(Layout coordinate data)
• • • •

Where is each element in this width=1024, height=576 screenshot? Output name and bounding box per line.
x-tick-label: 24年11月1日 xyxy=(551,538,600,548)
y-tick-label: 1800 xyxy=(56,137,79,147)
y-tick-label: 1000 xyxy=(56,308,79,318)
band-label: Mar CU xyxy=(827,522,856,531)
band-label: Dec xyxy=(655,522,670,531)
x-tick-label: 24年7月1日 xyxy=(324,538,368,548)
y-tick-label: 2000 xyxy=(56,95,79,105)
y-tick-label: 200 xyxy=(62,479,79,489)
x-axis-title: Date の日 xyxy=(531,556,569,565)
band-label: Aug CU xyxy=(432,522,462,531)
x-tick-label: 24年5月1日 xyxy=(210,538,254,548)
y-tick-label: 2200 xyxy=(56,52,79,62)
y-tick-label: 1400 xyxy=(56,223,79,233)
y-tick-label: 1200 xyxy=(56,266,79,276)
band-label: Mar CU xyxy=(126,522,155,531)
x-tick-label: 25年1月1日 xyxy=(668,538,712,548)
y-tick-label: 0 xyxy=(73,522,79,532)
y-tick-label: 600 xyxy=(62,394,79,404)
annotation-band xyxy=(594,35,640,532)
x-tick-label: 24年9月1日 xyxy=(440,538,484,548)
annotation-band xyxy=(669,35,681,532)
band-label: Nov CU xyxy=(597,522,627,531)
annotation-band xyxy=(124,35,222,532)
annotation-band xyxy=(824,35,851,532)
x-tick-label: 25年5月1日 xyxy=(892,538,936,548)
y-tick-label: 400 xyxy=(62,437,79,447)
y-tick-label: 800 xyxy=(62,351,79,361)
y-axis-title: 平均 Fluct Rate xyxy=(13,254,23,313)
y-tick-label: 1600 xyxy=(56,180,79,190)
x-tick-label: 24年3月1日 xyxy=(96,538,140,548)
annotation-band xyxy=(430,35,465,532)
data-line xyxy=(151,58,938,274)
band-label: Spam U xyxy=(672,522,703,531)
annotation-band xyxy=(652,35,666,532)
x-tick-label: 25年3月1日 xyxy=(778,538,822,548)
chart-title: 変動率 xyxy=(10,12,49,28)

• • • •

| Task objective |
Recast each line of the listing above as a JSON array of strings, one string per line, omitting any blank lines.

| Result of the task |
[
  "Where is each element in this width=1024, height=576 screenshot? Output name and bounding box per line.",
  "x-tick-label: 24年11月1日 xyxy=(551,538,600,548)",
  "y-tick-label: 1800 xyxy=(56,137,79,147)",
  "y-tick-label: 1000 xyxy=(56,308,79,318)",
  "band-label: Mar CU xyxy=(827,522,856,531)",
  "band-label: Dec xyxy=(655,522,670,531)",
  "x-tick-label: 24年7月1日 xyxy=(324,538,368,548)",
  "y-tick-label: 2000 xyxy=(56,95,79,105)",
  "y-tick-label: 200 xyxy=(62,479,79,489)",
  "x-axis-title: Date の日 xyxy=(531,556,569,565)",
  "band-label: Aug CU xyxy=(432,522,462,531)",
  "x-tick-label: 24年5月1日 xyxy=(210,538,254,548)",
  "y-tick-label: 2200 xyxy=(56,52,79,62)",
  "y-tick-label: 1400 xyxy=(56,223,79,233)",
  "y-tick-label: 1200 xyxy=(56,266,79,276)",
  "band-label: Mar CU xyxy=(126,522,155,531)",
  "x-tick-label: 25年1月1日 xyxy=(668,538,712,548)",
  "y-tick-label: 0 xyxy=(73,522,79,532)",
  "y-tick-label: 600 xyxy=(62,394,79,404)",
  "annotation-band xyxy=(594,35,640,532)",
  "x-tick-label: 24年9月1日 xyxy=(440,538,484,548)",
  "annotation-band xyxy=(669,35,681,532)",
  "band-label: Nov CU xyxy=(597,522,627,531)",
  "annotation-band xyxy=(124,35,222,532)",
  "annotation-band xyxy=(824,35,851,532)",
  "x-tick-label: 25年5月1日 xyxy=(892,538,936,548)",
  "y-tick-label: 400 xyxy=(62,437,79,447)",
  "y-tick-label: 800 xyxy=(62,351,79,361)",
  "y-axis-title: 平均 Fluct Rate xyxy=(13,254,23,313)",
  "y-tick-label: 1600 xyxy=(56,180,79,190)",
  "x-tick-label: 24年3月1日 xyxy=(96,538,140,548)",
  "annotation-band xyxy=(430,35,465,532)",
  "data-line xyxy=(151,58,938,274)",
  "band-label: Spam U xyxy=(672,522,703,531)",
  "annotation-band xyxy=(652,35,666,532)",
  "x-tick-label: 25年3月1日 xyxy=(778,538,822,548)",
  "chart-title: 変動率 xyxy=(10,12,49,28)"
]